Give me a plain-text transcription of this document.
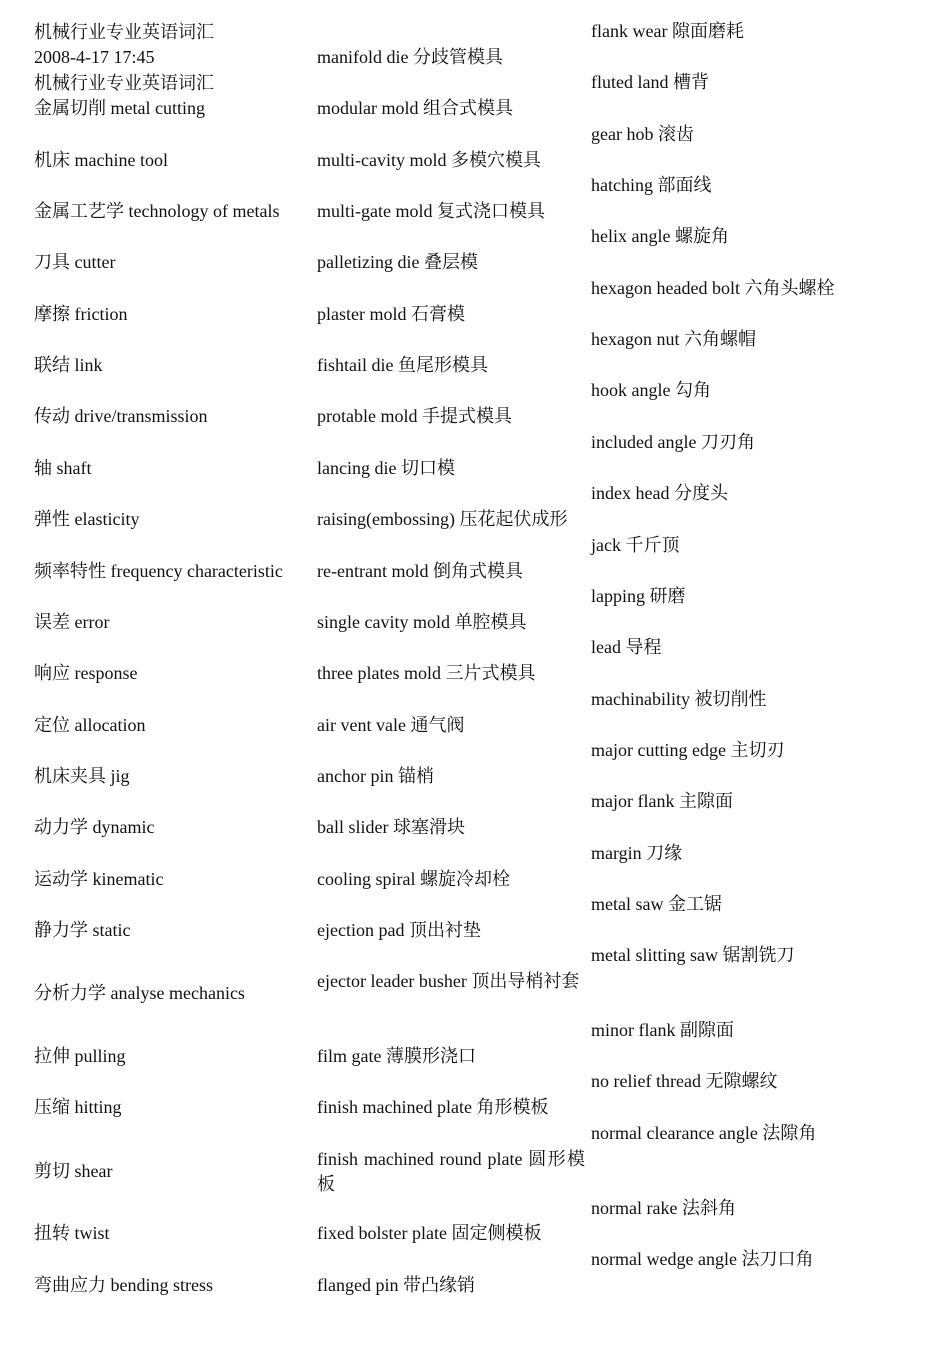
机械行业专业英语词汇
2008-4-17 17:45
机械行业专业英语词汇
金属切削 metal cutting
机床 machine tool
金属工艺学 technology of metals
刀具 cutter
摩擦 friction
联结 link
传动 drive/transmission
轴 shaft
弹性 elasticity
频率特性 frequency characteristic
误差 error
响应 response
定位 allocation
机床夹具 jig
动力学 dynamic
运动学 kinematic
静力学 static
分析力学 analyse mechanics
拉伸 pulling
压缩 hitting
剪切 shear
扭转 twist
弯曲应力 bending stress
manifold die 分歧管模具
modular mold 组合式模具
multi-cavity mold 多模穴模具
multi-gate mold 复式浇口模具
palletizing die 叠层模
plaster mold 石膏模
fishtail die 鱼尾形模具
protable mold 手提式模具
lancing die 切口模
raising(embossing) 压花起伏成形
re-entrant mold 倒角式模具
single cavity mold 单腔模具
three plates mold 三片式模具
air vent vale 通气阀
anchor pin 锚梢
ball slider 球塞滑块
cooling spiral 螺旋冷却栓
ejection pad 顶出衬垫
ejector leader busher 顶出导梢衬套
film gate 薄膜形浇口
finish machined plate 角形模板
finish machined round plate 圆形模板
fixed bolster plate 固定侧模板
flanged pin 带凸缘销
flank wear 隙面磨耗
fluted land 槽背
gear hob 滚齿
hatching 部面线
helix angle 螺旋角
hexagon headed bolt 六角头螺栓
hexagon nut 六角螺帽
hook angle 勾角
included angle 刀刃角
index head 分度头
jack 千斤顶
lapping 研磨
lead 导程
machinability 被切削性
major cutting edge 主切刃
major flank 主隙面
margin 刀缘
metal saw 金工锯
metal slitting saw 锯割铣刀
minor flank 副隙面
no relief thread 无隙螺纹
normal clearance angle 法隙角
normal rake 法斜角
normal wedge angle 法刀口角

**Exercise brief**
Reproduce every line exactly and omit all pictures.

**Response to the exercise**
Give me a plain-text transcription of this document.
机械行业专业英语词汇
2008-4-17 17:45
机械行业专业英语词汇
金属切削 metal cutting
机床 machine tool
金属工艺学 technology of metals
刀具 cutter
摩擦 friction
联结 link
传动 drive/transmission
轴 shaft
弹性 elasticity
频率特性 frequency characteristic
误差 error
响应 response
定位 allocation
机床夹具 jig
动力学 dynamic
运动学 kinematic
静力学 static
分析力学 analyse mechanics
拉伸 pulling
压缩 hitting
剪切 shear
扭转 twist
弯曲应力 bending stress
manifold die 分歧管模具
modular mold 组合式模具
multi-cavity mold 多模穴模具
multi-gate mold 复式浇口模具
palletizing die 叠层模
plaster mold 石膏模
fishtail die 鱼尾形模具
protable mold 手提式模具
lancing die 切口模
raising(embossing) 压花起伏成形
re-entrant mold 倒角式模具
single cavity mold 单腔模具
three plates mold 三片式模具
air vent vale 通气阀
anchor pin 锚梢
ball slider 球塞滑块
cooling spiral 螺旋冷却栓
ejection pad 顶出衬垫
ejector leader busher 顶出导梢衬套
film gate 薄膜形浇口
finish machined plate 角形模板
finish machined round plate 圆形模板
fixed bolster plate 固定侧模板
flanged pin 带凸缘销
flank wear 隙面磨耗
fluted land 槽背
gear hob 滚齿
hatching 部面线
helix angle 螺旋角
hexagon headed bolt 六角头螺栓
hexagon nut 六角螺帽
hook angle 勾角
included angle 刀刃角
index head 分度头
jack 千斤顶
lapping 研磨
lead 导程
machinability 被切削性
major cutting edge 主切刃
major flank 主隙面
margin 刀缘
metal saw 金工锯
metal slitting saw 锯割铣刀
minor flank 副隙面
no relief thread 无隙螺纹
normal clearance angle 法隙角
normal rake 法斜角
normal wedge angle 法刀口角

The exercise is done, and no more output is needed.